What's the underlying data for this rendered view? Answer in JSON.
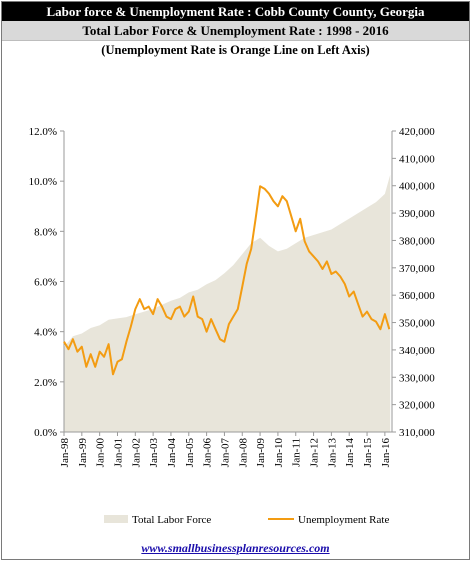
{
  "header": {
    "title": "Labor force & Unemployment Rate : Cobb County County, Georgia",
    "subtitle": "Total Labor Force & Unemployment Rate : 1998 - 2016",
    "note": "(Unemployment Rate is Orange Line on Left Axis)"
  },
  "footer": {
    "link": "www.smallbusinessplanresources.com"
  },
  "colors": {
    "labor_force_area": "#e8e5da",
    "unemployment_line": "#f39c12",
    "title_bg": "#000000",
    "subtitle_bg": "#d9d9d9"
  },
  "chart_data": {
    "type": "line",
    "title": "Total Labor Force & Unemployment Rate : 1998 - 2016",
    "y_left": {
      "ylim": [
        0,
        12
      ],
      "ticks": [
        "0.0%",
        "2.0%",
        "4.0%",
        "6.0%",
        "8.0%",
        "10.0%",
        "12.0%"
      ]
    },
    "y_right": {
      "ylim": [
        310000,
        420000
      ],
      "ticks": [
        "310,000",
        "320,000",
        "330,000",
        "340,000",
        "350,000",
        "360,000",
        "370,000",
        "380,000",
        "390,000",
        "400,000",
        "410,000",
        "420,000"
      ]
    },
    "x_ticks": [
      "Jan-98",
      "Jan-99",
      "Jan-00",
      "Jan-01",
      "Jan-02",
      "Jan-03",
      "Jan-04",
      "Jan-05",
      "Jan-06",
      "Jan-07",
      "Jan-08",
      "Jan-09",
      "Jan-10",
      "Jan-11",
      "Jan-12",
      "Jan-13",
      "Jan-14",
      "Jan-15",
      "Jan-16"
    ],
    "grid": false,
    "legend_position": "bottom",
    "series": [
      {
        "name": "Total Labor Force",
        "type": "area",
        "axis": "right",
        "x": [
          1998.0,
          1998.5,
          1999.0,
          1999.5,
          2000.0,
          2000.5,
          2001.0,
          2001.5,
          2002.0,
          2002.5,
          2003.0,
          2003.5,
          2004.0,
          2004.5,
          2005.0,
          2005.5,
          2006.0,
          2006.5,
          2007.0,
          2007.5,
          2008.0,
          2008.5,
          2009.0,
          2009.5,
          2010.0,
          2010.5,
          2011.0,
          2011.5,
          2012.0,
          2012.5,
          2013.0,
          2013.5,
          2014.0,
          2014.5,
          2015.0,
          2015.5,
          2016.0,
          2016.3
        ],
        "values": [
          341000,
          345000,
          346000,
          348000,
          349000,
          351000,
          351500,
          352000,
          353000,
          354000,
          355000,
          356500,
          358000,
          359000,
          361000,
          362000,
          364000,
          365500,
          368000,
          371000,
          375000,
          379000,
          381000,
          378000,
          376000,
          377000,
          379000,
          381000,
          382000,
          383000,
          384000,
          386000,
          388000,
          390000,
          392000,
          394000,
          397000,
          404000
        ]
      },
      {
        "name": "Unemployment Rate",
        "type": "line",
        "axis": "left",
        "x": [
          1998.0,
          1998.25,
          1998.5,
          1998.75,
          1999.0,
          1999.25,
          1999.5,
          1999.75,
          2000.0,
          2000.25,
          2000.5,
          2000.75,
          2001.0,
          2001.25,
          2001.5,
          2001.75,
          2002.0,
          2002.25,
          2002.5,
          2002.75,
          2003.0,
          2003.25,
          2003.5,
          2003.75,
          2004.0,
          2004.25,
          2004.5,
          2004.75,
          2005.0,
          2005.25,
          2005.5,
          2005.75,
          2006.0,
          2006.25,
          2006.5,
          2006.75,
          2007.0,
          2007.25,
          2007.5,
          2007.75,
          2008.0,
          2008.25,
          2008.5,
          2008.75,
          2009.0,
          2009.25,
          2009.5,
          2009.75,
          2010.0,
          2010.25,
          2010.5,
          2010.75,
          2011.0,
          2011.25,
          2011.5,
          2011.75,
          2012.0,
          2012.25,
          2012.5,
          2012.75,
          2013.0,
          2013.25,
          2013.5,
          2013.75,
          2014.0,
          2014.25,
          2014.5,
          2014.75,
          2015.0,
          2015.25,
          2015.5,
          2015.75,
          2016.0,
          2016.25
        ],
        "values": [
          3.6,
          3.3,
          3.7,
          3.2,
          3.4,
          2.6,
          3.1,
          2.6,
          3.2,
          3.0,
          3.5,
          2.3,
          2.8,
          2.9,
          3.6,
          4.2,
          4.9,
          5.3,
          4.9,
          5.0,
          4.7,
          5.3,
          5.0,
          4.6,
          4.5,
          4.9,
          5.0,
          4.6,
          4.8,
          5.4,
          4.6,
          4.5,
          4.0,
          4.5,
          4.1,
          3.7,
          3.6,
          4.3,
          4.6,
          4.9,
          5.8,
          6.7,
          7.3,
          8.5,
          9.8,
          9.7,
          9.5,
          9.2,
          9.0,
          9.4,
          9.2,
          8.6,
          8.0,
          8.5,
          7.6,
          7.2,
          7.0,
          6.8,
          6.5,
          6.8,
          6.3,
          6.4,
          6.2,
          5.9,
          5.4,
          5.6,
          5.1,
          4.6,
          4.8,
          4.5,
          4.4,
          4.1,
          4.7,
          4.1
        ]
      }
    ]
  }
}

== == ==

- Objective: Please set down each line of the data above exactly as written, without the pictures.

- The solution:
What's the underlying data for this rendered view? Answer in JSON.
{
  "header": {
    "title": "Labor force & Unemployment Rate : Cobb County County, Georgia",
    "subtitle": "Total Labor Force & Unemployment Rate : 1998 - 2016",
    "note": "(Unemployment Rate is Orange Line on Left Axis)"
  },
  "footer": {
    "link": "www.smallbusinessplanresources.com"
  },
  "colors": {
    "labor_force_area": "#e8e5da",
    "unemployment_line": "#f39c12",
    "title_bg": "#000000",
    "subtitle_bg": "#d9d9d9"
  },
  "chart_data": {
    "type": "line",
    "title": "Total Labor Force & Unemployment Rate : 1998 - 2016",
    "y_left": {
      "ylim": [
        0,
        12
      ],
      "ticks": [
        "0.0%",
        "2.0%",
        "4.0%",
        "6.0%",
        "8.0%",
        "10.0%",
        "12.0%"
      ]
    },
    "y_right": {
      "ylim": [
        310000,
        420000
      ],
      "ticks": [
        "310,000",
        "320,000",
        "330,000",
        "340,000",
        "350,000",
        "360,000",
        "370,000",
        "380,000",
        "390,000",
        "400,000",
        "410,000",
        "420,000"
      ]
    },
    "x_ticks": [
      "Jan-98",
      "Jan-99",
      "Jan-00",
      "Jan-01",
      "Jan-02",
      "Jan-03",
      "Jan-04",
      "Jan-05",
      "Jan-06",
      "Jan-07",
      "Jan-08",
      "Jan-09",
      "Jan-10",
      "Jan-11",
      "Jan-12",
      "Jan-13",
      "Jan-14",
      "Jan-15",
      "Jan-16"
    ],
    "grid": false,
    "legend_position": "bottom",
    "series": [
      {
        "name": "Total Labor Force",
        "type": "area",
        "axis": "right",
        "x": [
          1998.0,
          1998.5,
          1999.0,
          1999.5,
          2000.0,
          2000.5,
          2001.0,
          2001.5,
          2002.0,
          2002.5,
          2003.0,
          2003.5,
          2004.0,
          2004.5,
          2005.0,
          2005.5,
          2006.0,
          2006.5,
          2007.0,
          2007.5,
          2008.0,
          2008.5,
          2009.0,
          2009.5,
          2010.0,
          2010.5,
          2011.0,
          2011.5,
          2012.0,
          2012.5,
          2013.0,
          2013.5,
          2014.0,
          2014.5,
          2015.0,
          2015.5,
          2016.0,
          2016.3
        ],
        "values": [
          341000,
          345000,
          346000,
          348000,
          349000,
          351000,
          351500,
          352000,
          353000,
          354000,
          355000,
          356500,
          358000,
          359000,
          361000,
          362000,
          364000,
          365500,
          368000,
          371000,
          375000,
          379000,
          381000,
          378000,
          376000,
          377000,
          379000,
          381000,
          382000,
          383000,
          384000,
          386000,
          388000,
          390000,
          392000,
          394000,
          397000,
          404000
        ]
      },
      {
        "name": "Unemployment Rate",
        "type": "line",
        "axis": "left",
        "x": [
          1998.0,
          1998.25,
          1998.5,
          1998.75,
          1999.0,
          1999.25,
          1999.5,
          1999.75,
          2000.0,
          2000.25,
          2000.5,
          2000.75,
          2001.0,
          2001.25,
          2001.5,
          2001.75,
          2002.0,
          2002.25,
          2002.5,
          2002.75,
          2003.0,
          2003.25,
          2003.5,
          2003.75,
          2004.0,
          2004.25,
          2004.5,
          2004.75,
          2005.0,
          2005.25,
          2005.5,
          2005.75,
          2006.0,
          2006.25,
          2006.5,
          2006.75,
          2007.0,
          2007.25,
          2007.5,
          2007.75,
          2008.0,
          2008.25,
          2008.5,
          2008.75,
          2009.0,
          2009.25,
          2009.5,
          2009.75,
          2010.0,
          2010.25,
          2010.5,
          2010.75,
          2011.0,
          2011.25,
          2011.5,
          2011.75,
          2012.0,
          2012.25,
          2012.5,
          2012.75,
          2013.0,
          2013.25,
          2013.5,
          2013.75,
          2014.0,
          2014.25,
          2014.5,
          2014.75,
          2015.0,
          2015.25,
          2015.5,
          2015.75,
          2016.0,
          2016.25
        ],
        "values": [
          3.6,
          3.3,
          3.7,
          3.2,
          3.4,
          2.6,
          3.1,
          2.6,
          3.2,
          3.0,
          3.5,
          2.3,
          2.8,
          2.9,
          3.6,
          4.2,
          4.9,
          5.3,
          4.9,
          5.0,
          4.7,
          5.3,
          5.0,
          4.6,
          4.5,
          4.9,
          5.0,
          4.6,
          4.8,
          5.4,
          4.6,
          4.5,
          4.0,
          4.5,
          4.1,
          3.7,
          3.6,
          4.3,
          4.6,
          4.9,
          5.8,
          6.7,
          7.3,
          8.5,
          9.8,
          9.7,
          9.5,
          9.2,
          9.0,
          9.4,
          9.2,
          8.6,
          8.0,
          8.5,
          7.6,
          7.2,
          7.0,
          6.8,
          6.5,
          6.8,
          6.3,
          6.4,
          6.2,
          5.9,
          5.4,
          5.6,
          5.1,
          4.6,
          4.8,
          4.5,
          4.4,
          4.1,
          4.7,
          4.1
        ]
      }
    ]
  }
}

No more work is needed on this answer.